[Begin Records for this task]

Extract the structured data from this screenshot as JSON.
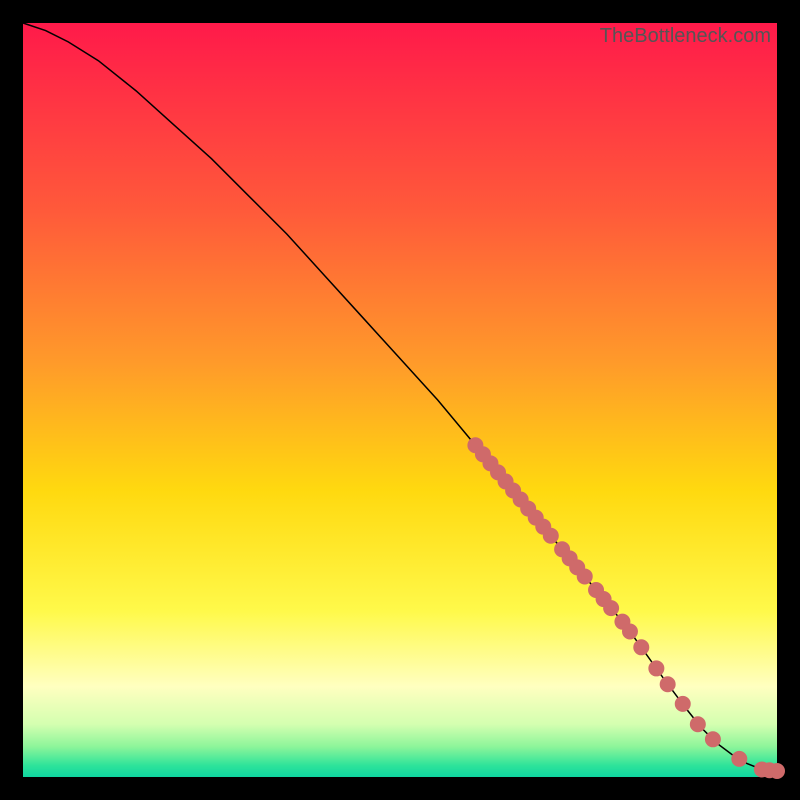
{
  "attribution": "TheBottleneck.com",
  "gradient_stops": [
    {
      "pct": 0,
      "color": "#ff1a4a"
    },
    {
      "pct": 25,
      "color": "#ff5a3a"
    },
    {
      "pct": 45,
      "color": "#ff9a2a"
    },
    {
      "pct": 62,
      "color": "#ffd90f"
    },
    {
      "pct": 78,
      "color": "#fff94a"
    },
    {
      "pct": 88,
      "color": "#ffffc0"
    },
    {
      "pct": 93,
      "color": "#d4ffb0"
    },
    {
      "pct": 96,
      "color": "#8cf59a"
    },
    {
      "pct": 98.5,
      "color": "#2de39a"
    },
    {
      "pct": 100,
      "color": "#0fd6a0"
    }
  ],
  "chart_data": {
    "type": "line",
    "title": "",
    "xlabel": "",
    "ylabel": "",
    "xlim": [
      0,
      100
    ],
    "ylim": [
      0,
      100
    ],
    "series": [
      {
        "name": "curve",
        "x": [
          0,
          3,
          6,
          10,
          15,
          20,
          25,
          30,
          35,
          40,
          45,
          50,
          55,
          60,
          65,
          70,
          75,
          80,
          85,
          88,
          90,
          92,
          94,
          96,
          98,
          100
        ],
        "y": [
          100,
          99,
          97.5,
          95,
          91,
          86.5,
          82,
          77,
          72,
          66.5,
          61,
          55.5,
          50,
          44,
          38,
          32,
          26,
          20,
          13,
          9,
          6.5,
          4.5,
          3,
          1.8,
          1,
          0.8
        ]
      }
    ],
    "markers": [
      {
        "x": 60.0,
        "y": 44.0
      },
      {
        "x": 61.0,
        "y": 42.8
      },
      {
        "x": 62.0,
        "y": 41.6
      },
      {
        "x": 63.0,
        "y": 40.4
      },
      {
        "x": 64.0,
        "y": 39.2
      },
      {
        "x": 65.0,
        "y": 38.0
      },
      {
        "x": 66.0,
        "y": 36.8
      },
      {
        "x": 67.0,
        "y": 35.6
      },
      {
        "x": 68.0,
        "y": 34.4
      },
      {
        "x": 69.0,
        "y": 33.2
      },
      {
        "x": 70.0,
        "y": 32.0
      },
      {
        "x": 71.5,
        "y": 30.2
      },
      {
        "x": 72.5,
        "y": 29.0
      },
      {
        "x": 73.5,
        "y": 27.8
      },
      {
        "x": 74.5,
        "y": 26.6
      },
      {
        "x": 76.0,
        "y": 24.8
      },
      {
        "x": 77.0,
        "y": 23.6
      },
      {
        "x": 78.0,
        "y": 22.4
      },
      {
        "x": 79.5,
        "y": 20.6
      },
      {
        "x": 80.5,
        "y": 19.3
      },
      {
        "x": 82.0,
        "y": 17.2
      },
      {
        "x": 84.0,
        "y": 14.4
      },
      {
        "x": 85.5,
        "y": 12.3
      },
      {
        "x": 87.5,
        "y": 9.7
      },
      {
        "x": 89.5,
        "y": 7.0
      },
      {
        "x": 91.5,
        "y": 5.0
      },
      {
        "x": 95.0,
        "y": 2.4
      },
      {
        "x": 98.0,
        "y": 1.0
      },
      {
        "x": 99.0,
        "y": 0.9
      },
      {
        "x": 100.0,
        "y": 0.8
      }
    ]
  }
}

[End Records for this task]

* [The exercise] In the lines above, locate the string "color". Copy every line where it occurs.

* [Finished exercise]
      "color": "#ff1a4a"
      "color": "#ff5a3a"
      "color": "#ff9a2a"
      "color": "#ffd90f"
      "color": "#fff94a"
      "color": "#ffffc0"
      "color": "#d4ffb0"
      "color": "#8cf59a"
      "color": "#2de39a"
      "color": "#0fd6a0"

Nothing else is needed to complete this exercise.